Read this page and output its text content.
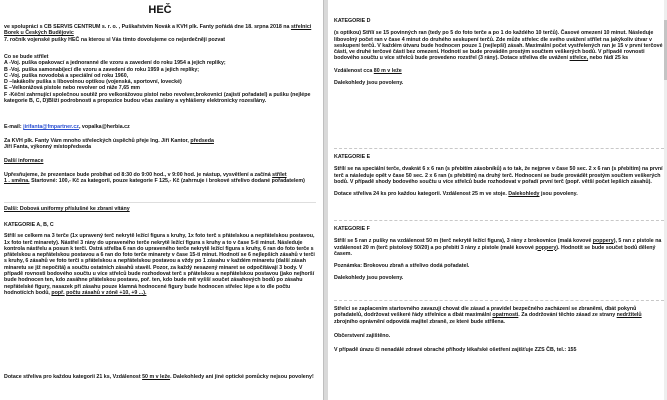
HEČ

ve spolupráci s CB SERVIS CENTRUM s. r. o. , Puškařstvím Novák a KVH plk. Fanty pořádá dne 18. srpna 2018 na střelnici Borek u Českých Budějovic

7. ročník vojenské pušky HEČ na kterou si Vás tímto dovolujeme co nejsrdečněji pozvat

Co se bude střílet

A -Voj. puška opakovací a jednoranné dle vzoru a zavedení do roku 1954 a jejich repliky;

B -Voj. puška samonabíjecí dle vzoru a zavedení do roku 1959 a jejich repliky;

C -Voj. puška novodobá a speciální od roku 1960,

D –lakákoliv puška s libovolnou optikou (vojenská, sportovní, lovecké)

E –Velkorážová pistole nebo revolver od ráže 7,65 mm

F -Kéční zahrnující společnou soutěž pro velkorážovou pistol nebo revolver,brokovnici (zajistí pořadatel) a pušku (nejlépe kategorie B, C, D)Bliží podrobnosti a propozice budou včas zaslány a vyhlášeny elektronicky rozesílány.

E-mail: jirifanta@fmpartner.cz, vopalka@herbia.cz

Za KVH plk. Fanty Vám mnoho střeleckých úspěchů přeje Ing. Jiří Kantor, předseda

Jiří Fanta, výkonný místopředseda

Další informace

Upřesňujeme, že prezentace bude probíhat od 8:30 do 9:00 hod., v 9:00 hod. je nástup, vysvětlení a začíná střílet

1 . směna. Startovné: 100,- Kč za kategorii, pouze kategorie F 125,- Kč (zahrnuje i brokové střelivo dodané pořadatelem)

Dalši: Dobová uniformy příslušné ke zbrani vítány

KATEGORIE A, B, C

Střílí se celkem na 3 terče (1x upravený terč nekrytě ležící figura s kruhy, 1x foto terč s přátelskou a nepřátelskou postavou, 1x foto terč minarety). Nástřel 3 rány do upraveného terče nekrytě ležící figura s kruhy a to v čase 5-ti minut. Následuje kontrola nástřelu a posun k terči. Ostrá střelba 6 ran do upraveného terče nekrytě ležící figura s kruhy, 6 ran do foto terče s přátelskou a nepřátelskou postavou a 6 ran do foto terče minarety v čase 15-ti minut. Hodnotí se 6 nejlepších zásahů v terči s kruhy, 6 zásahů ve foto terči s přátelskou a nepřátelskou postavou a vždy po 1 zásahu v každém minaretu (další zásah minaretu se již nepočítá) a součtu ostatních zásahů stavěl. Pozor, za každý nesazený minaret se odpočítávají 3 body. V případě rovnosti bodového součtu u více střelců bude rozhodovat terč s přátelskou a nepřátelskou postavou (jako nejhorší bude hodnocen ten, kdo zasáhne přátelskou postavu, poř. ten, kdo bude mít vyšší součet zásahových bodů po zásahu nepřátelské figury, nasazek při zásahu pouze klamná hodnocené figury bude hodnocen střelec lépe a to dle počtu hodnotících bodů, popř. počtu zásahů v zóně +10, +9 ...).

Dotace střeliva pro každou kategorii 21 ks, Vzdálenost 50 m v leže. Dalekohledy ani jiné optické pomůcky nejsou povoleny!

KATEGORIE D

(s optikou) Střílí se 15 povinných ran (tedy po 5 do foto terče a po 1 do každého 10 terčů). Časové omezení 10 minut. Následuje libovolný počet ran v čase 4 minut do druhého seskupení terčů. Zde může střelec dle svého uvážení střílet na jakýkoliv útvar v seskupení terčů. V každém útvaru bude hodnocen pouze 1 (nejlepší) zásah. Maximální počet vystřelených ran je 15 v první terčové části, ve druhé terčové části bez omezení. Hodnotí se bude prováděn prostým součtem veškerých bodů. V případě rovnosti bodového součtu u více střelců bude provedeno rozstřel (3 rány). Dotace střeliva dle uvážení střelce, nebo řádí 25 ks

Vzdálenost cca 80 m v leže

Dalekohledy jsou povoleny.

KATEGORIE E

Střílí se na speciální terče, dvakrát 6 x 6 ran (s přebitím zásobníků) a to tak, že nejprve v čase 50 sec. 2 x 6 ran (s přebitím) na první terč a následuje opět v čase 50 sec. 2 x 6 ran (s přebitím) na druhý terč. Hodnocení se bude provádět prostým součtem veškerých bodů. V případě shody bodového součtu u více střelců bude rozhodovat v pořadí první terč (popř. větší počet lepších zásahů).

Dotace střeliva 24 ks pro každou kategorii. Vzdálenost 25 m ve stoje. Dalekohledy jsou povoleny.

KATEGORIE F

Střílí se 5 ran z pušky na vzdálenost 50 m (terč nekrytě ležící figura), 3 rány z brokovnice (malá kovové poppery), 5 ran z pistole na vzdálenost 20 m (terč pistolový 50/20) a po přebití 3 rány z pistole (malé kovové poppery). Hodnotit se bude součet bodů dělený časem.

Poznámka: Brokovou zbraň a střelivo dodá pořadatel.

Dalekohledy jsou povoleny.

Střelci se zaplacením startovného zavazují chovat dle zásad a pravidel bezpečného zacházení se zbraněmi, dbát pokynů pořadatelů, dodržovat veškeré řády střelnice a dbát maximální opatrnosti. Za dodržování těchto zásad ze strany nedržitelů zbrojního oprávnění odpovídá majitel zbraně, ze které bude střílena.

Občerstvení zajištěno.

V případě úrazu či nenadálé zdravé obraché příhody lékařské ošetření zajišťuje ZZS ČB, tel.: 155
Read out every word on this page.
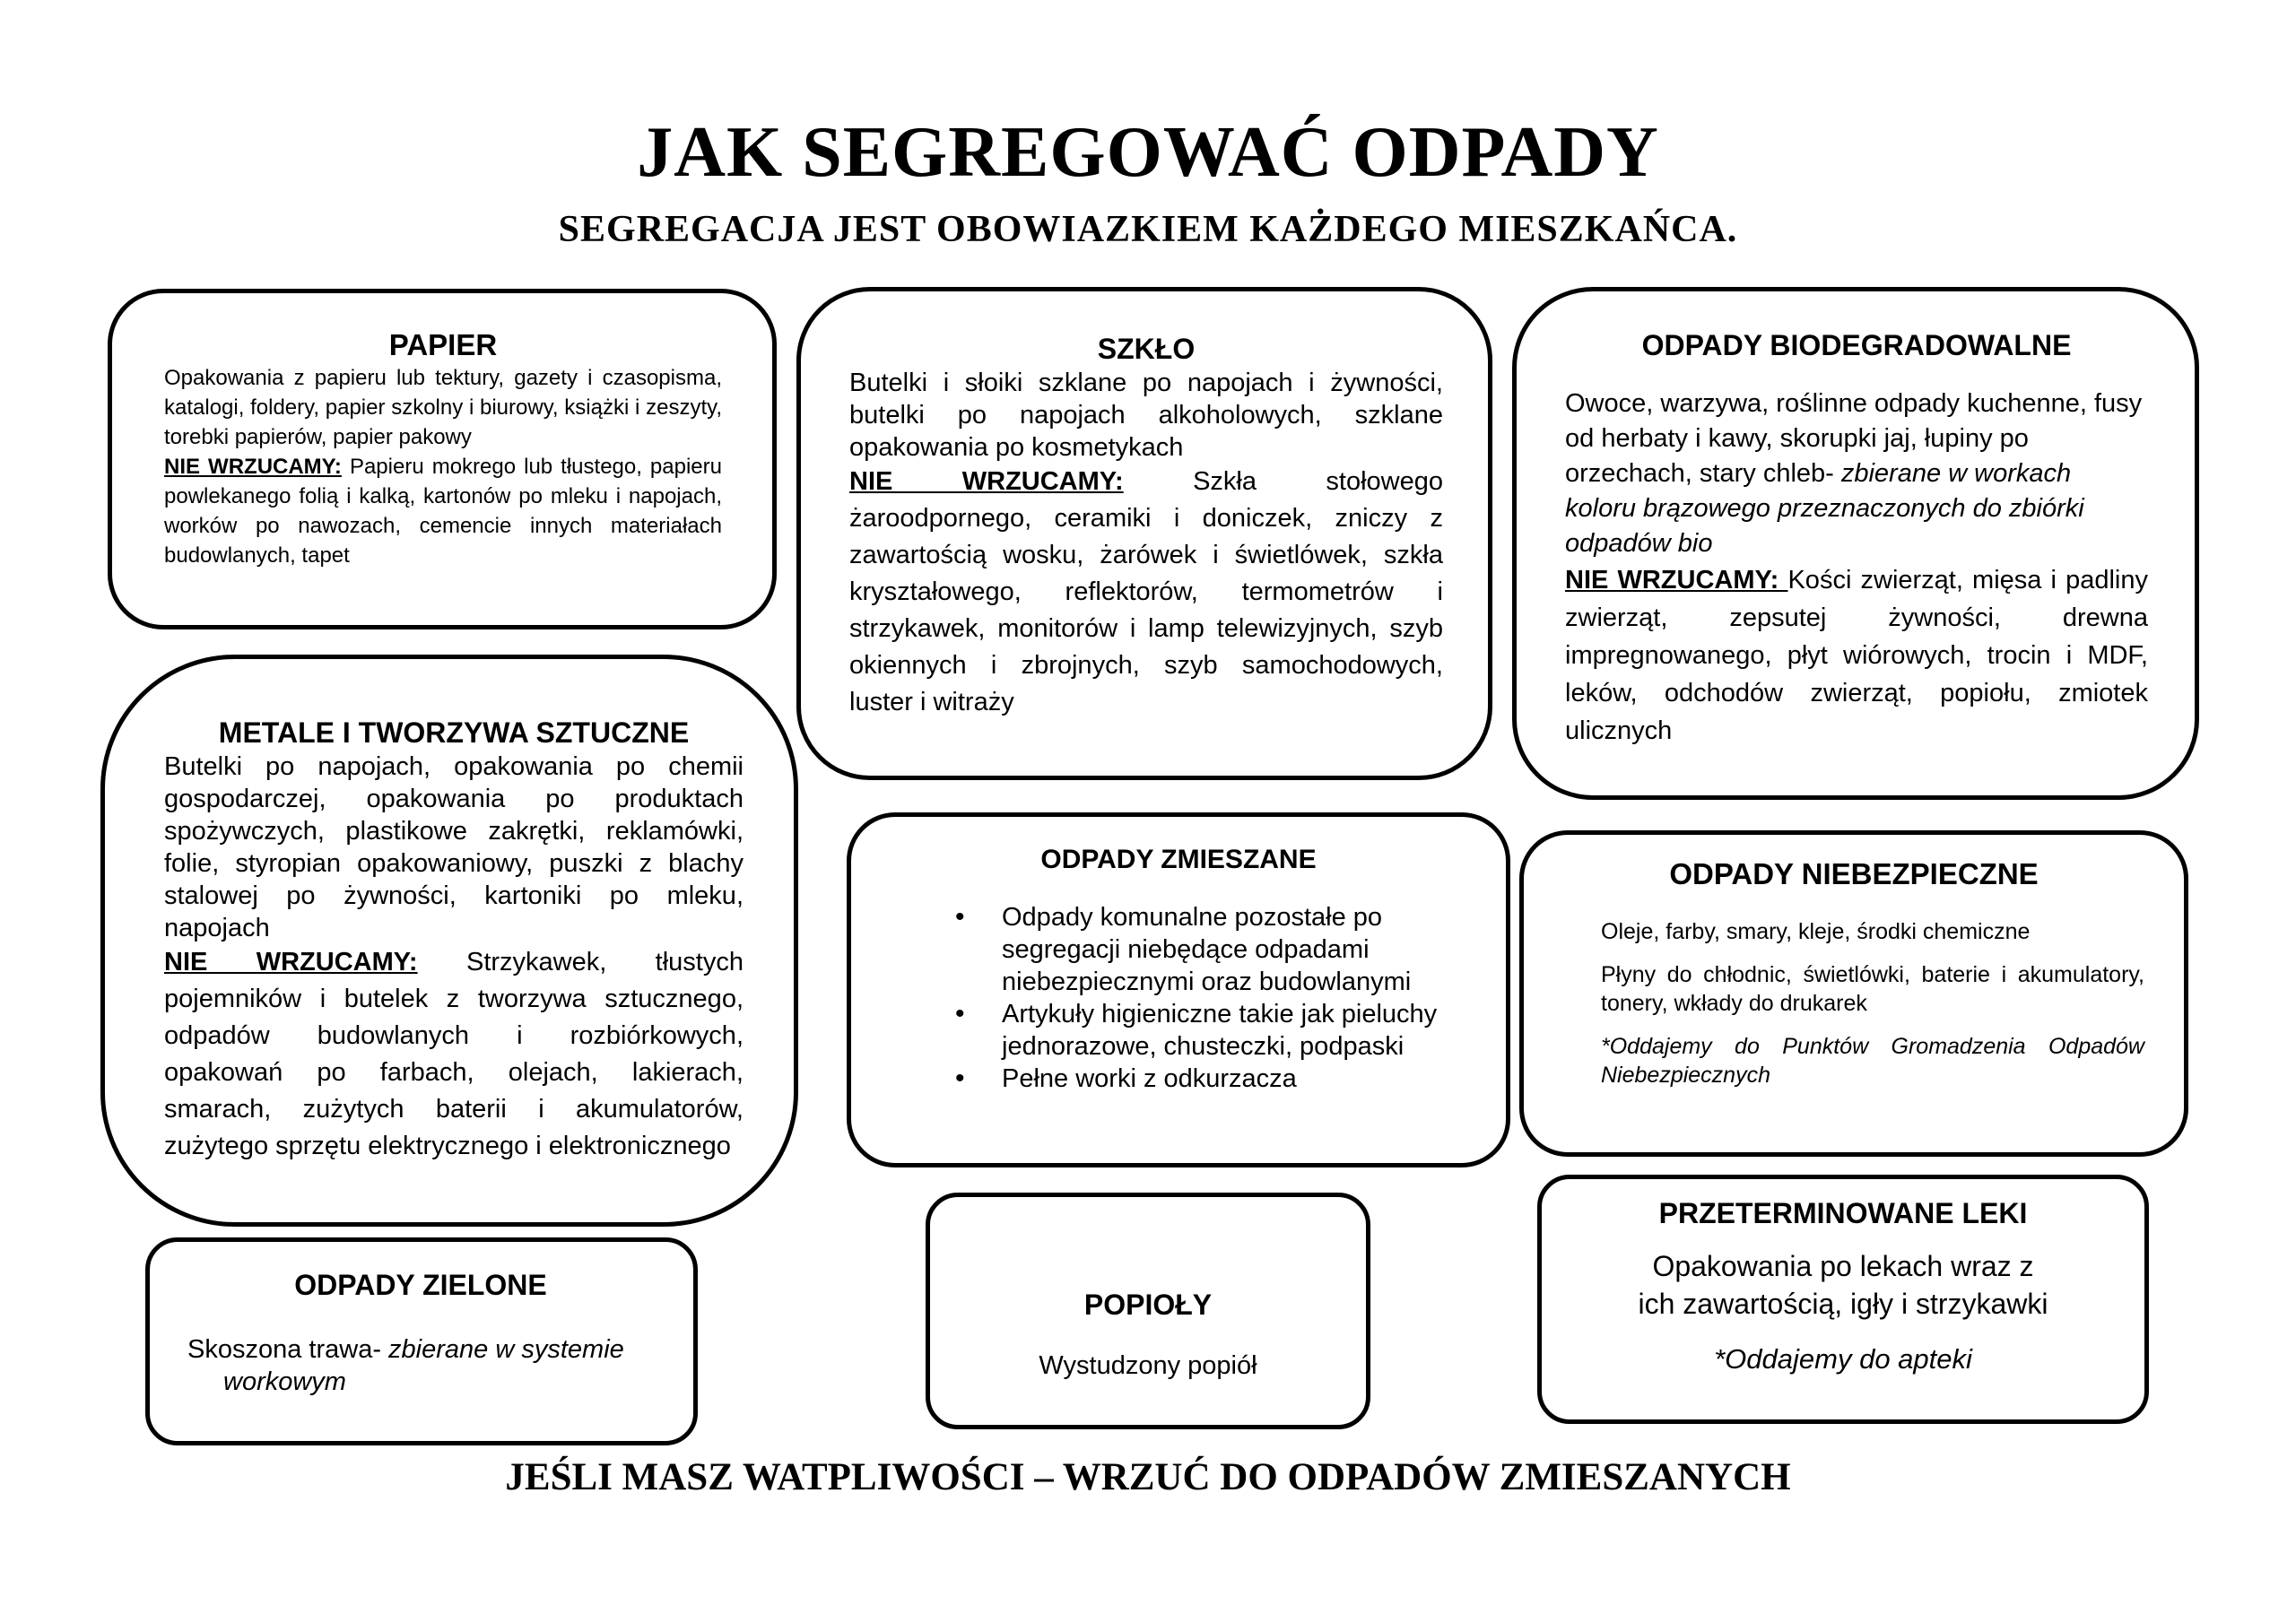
JAK SEGREGOWAĆ ODPADY
SEGREGACJA JEST OBOWIAZKIEM KAŻDEGO MIESZKAŃCA.
PAPIER

Opakowania z papieru lub tektury, gazety i czasopisma, katalogi, foldery, papier szkolny i biurowy, książki i zeszyty, torebki papierów, papier pakowy

NIE WRZUCAMY: Papieru mokrego lub tłustego, papieru powlekanego folią i kalką, kartonów po mleku i napojach, worków po nawozach, cemencie innych materiałach budowlanych, tapet

SZKŁO

Butelki i słoiki szklane po napojach i żywności, butelki po napojach alkoholowych, szklane opakowania po kosmetykach

NIE WRZUCAMY: Szkła stołowego żaroodpornego, ceramiki i doniczek, zniczy z zawartością wosku, żarówek i świetlówek, szkła kryształowego, reflektorów, termometrów i strzykawek, monitorów i lamp telewizyjnych, szyb okiennych i zbrojnych, szyb samochodowych, luster i witraży

ODPADY BIODEGRADOWALNE

Owoce, warzywa, roślinne odpady kuchenne, fusy od herbaty i kawy, skorupki jaj, łupiny po orzechach, stary chleb- zbierane w workach koloru brązowego przeznaczonych do zbiórki odpadów bio

NIE WRZUCAMY: Kości zwierząt, mięsa i padliny zwierząt, zepsutej żywności, drewna impregnowanego, płyt wiórowych, trocin i MDF, leków, odchodów zwierząt, popiołu, zmiotek ulicznych

METALE I TWORZYWA SZTUCZNE

Butelki po napojach, opakowania po chemii gospodarczej, opakowania po produktach spożywczych, plastikowe zakrętki, reklamówki, folie, styropian opakowaniowy, puszki z blachy stalowej po żywności, kartoniki po mleku, napojach

NIE WRZUCAMY: Strzykawek, tłustych pojemników i butelek z tworzywa sztucznego, odpadów budowlanych i rozbiórkowych, opakowań po farbach, olejach, lakierach, smarach, zużytych baterii i akumulatorów, zużytego sprzętu elektrycznego i elektronicznego

ODPADY ZMIESZANE
• Odpady komunalne pozostałe po segregacji niebędące odpadami niebezpiecznymi oraz budowlanymi
• Artykuły higieniczne takie jak pieluchy jednorazowe, chusteczki, podpaski
• Pełne worki z odkurzacza
ODPADY NIEBEZPIECZNE

Oleje, farby, smary, kleje, środki chemiczne

Płyny do chłodnic, świetlówki, baterie i akumulatory, tonery, wkłady do drukarek

*Oddajemy do Punktów Gromadzenia Odpadów Niebezpiecznych

ODPADY ZIELONE

Skoszona trawa- zbierane w systemie

workowym

POPIOŁY

Wystudzony popiół

PRZETERMINOWANE LEKI

Opakowania po lekach wraz z

ich zawartością, igły i strzykawki

*Oddajemy do apteki

JEŚLI MASZ WATPLIWOŚCI – WRZUĆ DO ODPADÓW ZMIESZANYCH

- - - - -

■ Objective ■
Return a copy of every line that includes the word "zbierane".

■ Answer for the task ■
Owoce, warzywa, roślinne odpady kuchenne, fusy od herbaty i kawy, skorupki jaj, łupiny po orzechach, stary chleb- zbierane w workach koloru brązowego przeznaczonych do zbiórki odpadów bio
Skoszona trawa- zbierane w systemie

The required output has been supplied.